== Segment start ==

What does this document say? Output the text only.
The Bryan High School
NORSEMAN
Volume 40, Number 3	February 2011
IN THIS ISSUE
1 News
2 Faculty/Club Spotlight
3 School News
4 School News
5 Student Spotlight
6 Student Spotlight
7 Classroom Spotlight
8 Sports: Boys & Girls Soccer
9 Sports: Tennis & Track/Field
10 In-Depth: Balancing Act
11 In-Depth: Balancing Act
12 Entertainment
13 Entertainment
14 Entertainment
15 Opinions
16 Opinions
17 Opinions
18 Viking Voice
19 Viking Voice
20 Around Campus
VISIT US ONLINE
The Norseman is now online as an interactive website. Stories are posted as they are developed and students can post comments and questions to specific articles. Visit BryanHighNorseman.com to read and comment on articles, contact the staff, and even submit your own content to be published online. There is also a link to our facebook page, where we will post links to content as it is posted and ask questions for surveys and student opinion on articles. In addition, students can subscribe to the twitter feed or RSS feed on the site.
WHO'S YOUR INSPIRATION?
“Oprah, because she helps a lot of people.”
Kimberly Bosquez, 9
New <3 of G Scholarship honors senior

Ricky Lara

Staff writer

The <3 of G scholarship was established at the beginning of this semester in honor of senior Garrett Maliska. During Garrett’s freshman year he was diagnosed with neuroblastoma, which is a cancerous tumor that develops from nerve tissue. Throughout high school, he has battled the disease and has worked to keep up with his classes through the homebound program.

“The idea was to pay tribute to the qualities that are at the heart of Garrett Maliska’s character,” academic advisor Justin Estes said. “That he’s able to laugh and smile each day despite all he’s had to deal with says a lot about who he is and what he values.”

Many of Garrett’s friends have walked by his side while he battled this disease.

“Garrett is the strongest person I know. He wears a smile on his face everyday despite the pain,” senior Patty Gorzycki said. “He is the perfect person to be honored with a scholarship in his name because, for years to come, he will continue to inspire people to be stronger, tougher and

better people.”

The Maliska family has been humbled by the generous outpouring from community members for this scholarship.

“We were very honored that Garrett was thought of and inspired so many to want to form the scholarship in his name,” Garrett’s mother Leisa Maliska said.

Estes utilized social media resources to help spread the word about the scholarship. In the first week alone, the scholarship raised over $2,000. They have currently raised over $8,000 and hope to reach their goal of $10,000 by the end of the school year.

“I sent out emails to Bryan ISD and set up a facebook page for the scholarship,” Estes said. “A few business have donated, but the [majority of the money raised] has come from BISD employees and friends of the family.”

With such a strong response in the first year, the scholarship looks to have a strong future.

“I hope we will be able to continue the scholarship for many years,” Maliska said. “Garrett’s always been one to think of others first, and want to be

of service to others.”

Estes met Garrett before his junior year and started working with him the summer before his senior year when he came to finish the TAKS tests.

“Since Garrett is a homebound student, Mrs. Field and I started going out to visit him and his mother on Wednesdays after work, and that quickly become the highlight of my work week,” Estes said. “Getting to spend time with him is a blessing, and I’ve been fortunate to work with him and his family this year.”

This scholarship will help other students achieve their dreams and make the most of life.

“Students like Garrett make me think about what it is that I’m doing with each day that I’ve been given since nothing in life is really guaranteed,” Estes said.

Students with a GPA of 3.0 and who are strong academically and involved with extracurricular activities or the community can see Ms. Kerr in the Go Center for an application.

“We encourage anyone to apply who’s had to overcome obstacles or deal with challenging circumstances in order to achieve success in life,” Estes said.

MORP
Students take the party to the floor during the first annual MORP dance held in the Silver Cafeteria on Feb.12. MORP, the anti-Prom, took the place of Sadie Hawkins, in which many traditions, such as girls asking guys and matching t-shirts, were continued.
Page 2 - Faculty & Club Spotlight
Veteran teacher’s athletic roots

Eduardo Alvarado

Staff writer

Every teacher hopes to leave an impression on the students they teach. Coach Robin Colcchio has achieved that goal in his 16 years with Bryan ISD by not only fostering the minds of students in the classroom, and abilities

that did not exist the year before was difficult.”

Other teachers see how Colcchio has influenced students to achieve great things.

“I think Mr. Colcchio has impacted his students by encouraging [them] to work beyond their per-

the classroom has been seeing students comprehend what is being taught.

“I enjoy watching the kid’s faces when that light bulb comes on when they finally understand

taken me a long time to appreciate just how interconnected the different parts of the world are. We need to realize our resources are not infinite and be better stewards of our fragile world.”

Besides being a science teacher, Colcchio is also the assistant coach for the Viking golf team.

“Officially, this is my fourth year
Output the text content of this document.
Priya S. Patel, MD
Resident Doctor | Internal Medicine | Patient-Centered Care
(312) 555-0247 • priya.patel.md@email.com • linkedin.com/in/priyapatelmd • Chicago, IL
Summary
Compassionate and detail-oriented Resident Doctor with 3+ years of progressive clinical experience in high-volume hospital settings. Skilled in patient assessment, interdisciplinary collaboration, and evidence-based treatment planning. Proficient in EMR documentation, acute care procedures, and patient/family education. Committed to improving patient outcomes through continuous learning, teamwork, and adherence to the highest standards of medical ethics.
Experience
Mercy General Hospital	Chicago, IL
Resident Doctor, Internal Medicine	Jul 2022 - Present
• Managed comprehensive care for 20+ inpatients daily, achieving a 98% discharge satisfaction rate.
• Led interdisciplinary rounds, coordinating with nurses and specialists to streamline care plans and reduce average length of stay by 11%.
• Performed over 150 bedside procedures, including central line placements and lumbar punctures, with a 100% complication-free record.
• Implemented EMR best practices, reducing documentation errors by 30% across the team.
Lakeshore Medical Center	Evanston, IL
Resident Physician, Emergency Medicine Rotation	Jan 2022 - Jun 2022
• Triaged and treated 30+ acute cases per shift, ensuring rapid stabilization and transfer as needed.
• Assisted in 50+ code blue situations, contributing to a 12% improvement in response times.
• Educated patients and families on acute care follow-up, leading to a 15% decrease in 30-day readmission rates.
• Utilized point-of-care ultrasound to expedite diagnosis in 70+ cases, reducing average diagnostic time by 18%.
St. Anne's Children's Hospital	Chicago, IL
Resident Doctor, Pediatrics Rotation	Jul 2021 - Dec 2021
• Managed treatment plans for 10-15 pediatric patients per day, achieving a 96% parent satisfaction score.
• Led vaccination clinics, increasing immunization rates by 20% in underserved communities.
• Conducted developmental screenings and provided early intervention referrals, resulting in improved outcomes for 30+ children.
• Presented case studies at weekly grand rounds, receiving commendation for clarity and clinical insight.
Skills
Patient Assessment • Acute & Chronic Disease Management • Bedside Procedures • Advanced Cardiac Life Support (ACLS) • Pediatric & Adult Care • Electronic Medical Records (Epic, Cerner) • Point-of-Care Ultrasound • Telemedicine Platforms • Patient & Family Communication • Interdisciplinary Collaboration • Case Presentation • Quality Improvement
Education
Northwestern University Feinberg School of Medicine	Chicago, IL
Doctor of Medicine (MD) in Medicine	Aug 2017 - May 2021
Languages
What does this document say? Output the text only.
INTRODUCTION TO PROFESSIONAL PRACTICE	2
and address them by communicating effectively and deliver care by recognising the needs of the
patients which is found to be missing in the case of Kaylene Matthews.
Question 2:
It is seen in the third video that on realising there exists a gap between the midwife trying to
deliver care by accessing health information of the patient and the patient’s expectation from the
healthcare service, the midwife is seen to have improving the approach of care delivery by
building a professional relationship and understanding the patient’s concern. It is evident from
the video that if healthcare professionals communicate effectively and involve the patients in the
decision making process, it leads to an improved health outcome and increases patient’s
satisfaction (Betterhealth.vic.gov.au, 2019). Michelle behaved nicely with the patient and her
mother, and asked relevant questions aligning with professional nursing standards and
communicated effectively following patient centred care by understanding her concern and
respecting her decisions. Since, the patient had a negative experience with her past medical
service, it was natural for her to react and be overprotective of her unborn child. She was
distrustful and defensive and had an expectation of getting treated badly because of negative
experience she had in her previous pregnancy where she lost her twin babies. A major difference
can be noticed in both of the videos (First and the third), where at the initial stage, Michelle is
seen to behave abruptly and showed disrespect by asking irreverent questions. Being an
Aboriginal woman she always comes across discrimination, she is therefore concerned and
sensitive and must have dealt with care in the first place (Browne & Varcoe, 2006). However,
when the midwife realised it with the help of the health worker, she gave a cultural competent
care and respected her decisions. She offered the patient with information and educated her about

== Segment end ==

→ **What to do**
Please find the lines in the data that contain the word "decisions" and copy them.

→ **Task output**
respecting her decisions. Since, the patient had a negative experience with her past medical
care and respected her decisions. She offered the patient with information and educated her about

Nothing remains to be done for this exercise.